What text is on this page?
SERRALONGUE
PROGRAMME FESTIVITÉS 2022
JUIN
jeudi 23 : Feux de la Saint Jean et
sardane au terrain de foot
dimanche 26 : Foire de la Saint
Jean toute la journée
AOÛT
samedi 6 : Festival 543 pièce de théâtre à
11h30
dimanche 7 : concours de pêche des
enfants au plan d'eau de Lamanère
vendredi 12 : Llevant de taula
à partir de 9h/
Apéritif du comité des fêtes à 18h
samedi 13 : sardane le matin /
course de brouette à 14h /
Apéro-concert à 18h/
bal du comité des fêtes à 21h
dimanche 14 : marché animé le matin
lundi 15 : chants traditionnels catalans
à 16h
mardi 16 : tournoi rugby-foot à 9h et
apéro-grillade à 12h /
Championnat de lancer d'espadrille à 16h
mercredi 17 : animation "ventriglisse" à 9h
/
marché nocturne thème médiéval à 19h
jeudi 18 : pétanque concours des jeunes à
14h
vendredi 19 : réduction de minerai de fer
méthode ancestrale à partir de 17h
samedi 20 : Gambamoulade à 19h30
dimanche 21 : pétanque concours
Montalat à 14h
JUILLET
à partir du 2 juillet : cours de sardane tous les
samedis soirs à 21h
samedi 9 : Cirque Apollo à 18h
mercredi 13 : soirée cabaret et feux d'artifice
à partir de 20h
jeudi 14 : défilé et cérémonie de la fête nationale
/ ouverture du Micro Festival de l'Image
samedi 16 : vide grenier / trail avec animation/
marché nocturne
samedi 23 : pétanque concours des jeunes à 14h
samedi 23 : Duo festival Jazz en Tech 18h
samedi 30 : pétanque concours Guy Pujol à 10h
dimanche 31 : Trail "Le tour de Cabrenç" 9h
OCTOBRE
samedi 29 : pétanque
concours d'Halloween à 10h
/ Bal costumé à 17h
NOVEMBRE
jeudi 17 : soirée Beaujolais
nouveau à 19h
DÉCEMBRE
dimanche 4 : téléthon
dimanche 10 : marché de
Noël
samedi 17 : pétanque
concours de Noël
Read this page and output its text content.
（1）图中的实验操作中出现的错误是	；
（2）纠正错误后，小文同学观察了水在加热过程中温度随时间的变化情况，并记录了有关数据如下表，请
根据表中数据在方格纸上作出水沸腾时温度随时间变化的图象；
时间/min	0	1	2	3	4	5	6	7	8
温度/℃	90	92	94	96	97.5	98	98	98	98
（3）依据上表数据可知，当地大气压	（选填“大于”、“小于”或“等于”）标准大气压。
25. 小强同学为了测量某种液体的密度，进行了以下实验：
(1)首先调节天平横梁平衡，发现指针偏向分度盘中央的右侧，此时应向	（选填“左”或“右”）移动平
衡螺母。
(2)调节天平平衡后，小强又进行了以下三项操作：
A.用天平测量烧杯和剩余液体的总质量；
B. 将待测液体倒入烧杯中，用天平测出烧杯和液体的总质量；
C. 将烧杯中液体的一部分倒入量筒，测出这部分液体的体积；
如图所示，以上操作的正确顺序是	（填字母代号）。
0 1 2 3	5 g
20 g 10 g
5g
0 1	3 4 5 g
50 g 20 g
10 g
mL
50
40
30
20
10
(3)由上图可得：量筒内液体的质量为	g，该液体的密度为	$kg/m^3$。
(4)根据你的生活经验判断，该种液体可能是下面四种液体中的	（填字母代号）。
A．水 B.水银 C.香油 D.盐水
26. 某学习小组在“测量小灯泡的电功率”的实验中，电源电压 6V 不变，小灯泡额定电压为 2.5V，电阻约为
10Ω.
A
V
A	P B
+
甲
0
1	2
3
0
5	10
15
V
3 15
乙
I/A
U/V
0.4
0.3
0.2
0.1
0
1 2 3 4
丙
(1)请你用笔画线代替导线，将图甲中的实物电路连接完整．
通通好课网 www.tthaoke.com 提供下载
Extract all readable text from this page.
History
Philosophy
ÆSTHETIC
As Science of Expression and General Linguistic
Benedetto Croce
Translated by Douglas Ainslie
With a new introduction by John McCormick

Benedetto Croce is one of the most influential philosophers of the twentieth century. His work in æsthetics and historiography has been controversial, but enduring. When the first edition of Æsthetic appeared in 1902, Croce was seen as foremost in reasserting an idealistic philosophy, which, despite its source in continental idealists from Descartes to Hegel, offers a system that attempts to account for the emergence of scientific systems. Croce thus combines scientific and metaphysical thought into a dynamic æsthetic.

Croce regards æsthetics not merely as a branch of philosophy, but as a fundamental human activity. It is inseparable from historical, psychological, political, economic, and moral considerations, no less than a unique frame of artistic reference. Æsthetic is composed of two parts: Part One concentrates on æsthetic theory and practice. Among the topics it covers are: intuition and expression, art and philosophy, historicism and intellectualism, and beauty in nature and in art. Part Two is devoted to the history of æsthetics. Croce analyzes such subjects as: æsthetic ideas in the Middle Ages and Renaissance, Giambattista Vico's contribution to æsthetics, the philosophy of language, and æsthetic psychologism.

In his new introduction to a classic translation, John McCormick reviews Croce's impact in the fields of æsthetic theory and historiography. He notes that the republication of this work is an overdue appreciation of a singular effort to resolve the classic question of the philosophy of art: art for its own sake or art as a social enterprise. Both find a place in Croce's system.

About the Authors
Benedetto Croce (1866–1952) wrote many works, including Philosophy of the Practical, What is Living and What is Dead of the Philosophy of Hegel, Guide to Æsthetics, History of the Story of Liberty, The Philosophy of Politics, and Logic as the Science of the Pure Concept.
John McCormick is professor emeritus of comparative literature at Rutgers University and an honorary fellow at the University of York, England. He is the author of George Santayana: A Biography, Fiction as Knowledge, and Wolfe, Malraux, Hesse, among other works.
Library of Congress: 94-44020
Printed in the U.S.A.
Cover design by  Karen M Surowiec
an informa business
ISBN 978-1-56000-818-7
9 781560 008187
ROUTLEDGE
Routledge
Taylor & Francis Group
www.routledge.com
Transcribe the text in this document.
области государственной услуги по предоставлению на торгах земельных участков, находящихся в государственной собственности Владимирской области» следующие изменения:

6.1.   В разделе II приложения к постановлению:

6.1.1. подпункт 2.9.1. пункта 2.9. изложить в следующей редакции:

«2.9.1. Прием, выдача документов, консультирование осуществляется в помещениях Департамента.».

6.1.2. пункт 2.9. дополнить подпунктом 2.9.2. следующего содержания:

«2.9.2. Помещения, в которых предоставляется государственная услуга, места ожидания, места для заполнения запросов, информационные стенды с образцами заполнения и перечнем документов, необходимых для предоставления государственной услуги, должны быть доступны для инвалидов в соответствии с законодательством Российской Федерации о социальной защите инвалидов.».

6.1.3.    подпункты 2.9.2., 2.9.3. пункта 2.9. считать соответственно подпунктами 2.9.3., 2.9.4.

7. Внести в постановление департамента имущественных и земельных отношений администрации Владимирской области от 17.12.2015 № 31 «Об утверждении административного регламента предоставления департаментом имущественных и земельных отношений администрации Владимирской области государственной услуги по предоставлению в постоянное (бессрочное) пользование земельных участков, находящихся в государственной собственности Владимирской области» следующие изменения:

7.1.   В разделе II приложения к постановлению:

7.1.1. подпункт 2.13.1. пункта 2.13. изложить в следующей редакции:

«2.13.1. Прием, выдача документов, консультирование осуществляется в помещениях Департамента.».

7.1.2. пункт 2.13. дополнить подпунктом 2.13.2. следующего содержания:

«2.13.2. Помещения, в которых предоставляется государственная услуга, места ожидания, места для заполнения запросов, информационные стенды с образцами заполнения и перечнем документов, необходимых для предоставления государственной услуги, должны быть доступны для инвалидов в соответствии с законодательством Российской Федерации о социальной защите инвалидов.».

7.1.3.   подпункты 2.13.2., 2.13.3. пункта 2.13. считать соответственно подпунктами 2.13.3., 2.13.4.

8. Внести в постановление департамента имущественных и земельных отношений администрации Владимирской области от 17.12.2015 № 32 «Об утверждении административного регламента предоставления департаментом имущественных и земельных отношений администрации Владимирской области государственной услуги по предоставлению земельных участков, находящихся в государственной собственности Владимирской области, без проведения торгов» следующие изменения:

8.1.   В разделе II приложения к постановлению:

■ ■ ■

■ **PROBLEM TO WORK ON**
Look over the records above and copy each line that includes the string "Российской".

■ **WRITTEN ANSWER**
«2.9.2. Помещения, в которых предоставляется государственная услуга, места ожидания, места для заполнения запросов, информационные стенды с образцами заполнения и перечнем документов, необходимых для предоставления государственной услуги, должны быть доступны для инвалидов в соответствии с законодательством Российской Федерации о социальной защите инвалидов.».
«2.13.2. Помещения, в которых предоставляется государственная услуга, места ожидания, места для заполнения запросов, информационные стенды с образцами заполнения и перечнем документов, необходимых для предоставления государственной услуги, должны быть доступны для инвалидов в соответствии с законодательством Российской Федерации о социальной защите инвалидов.».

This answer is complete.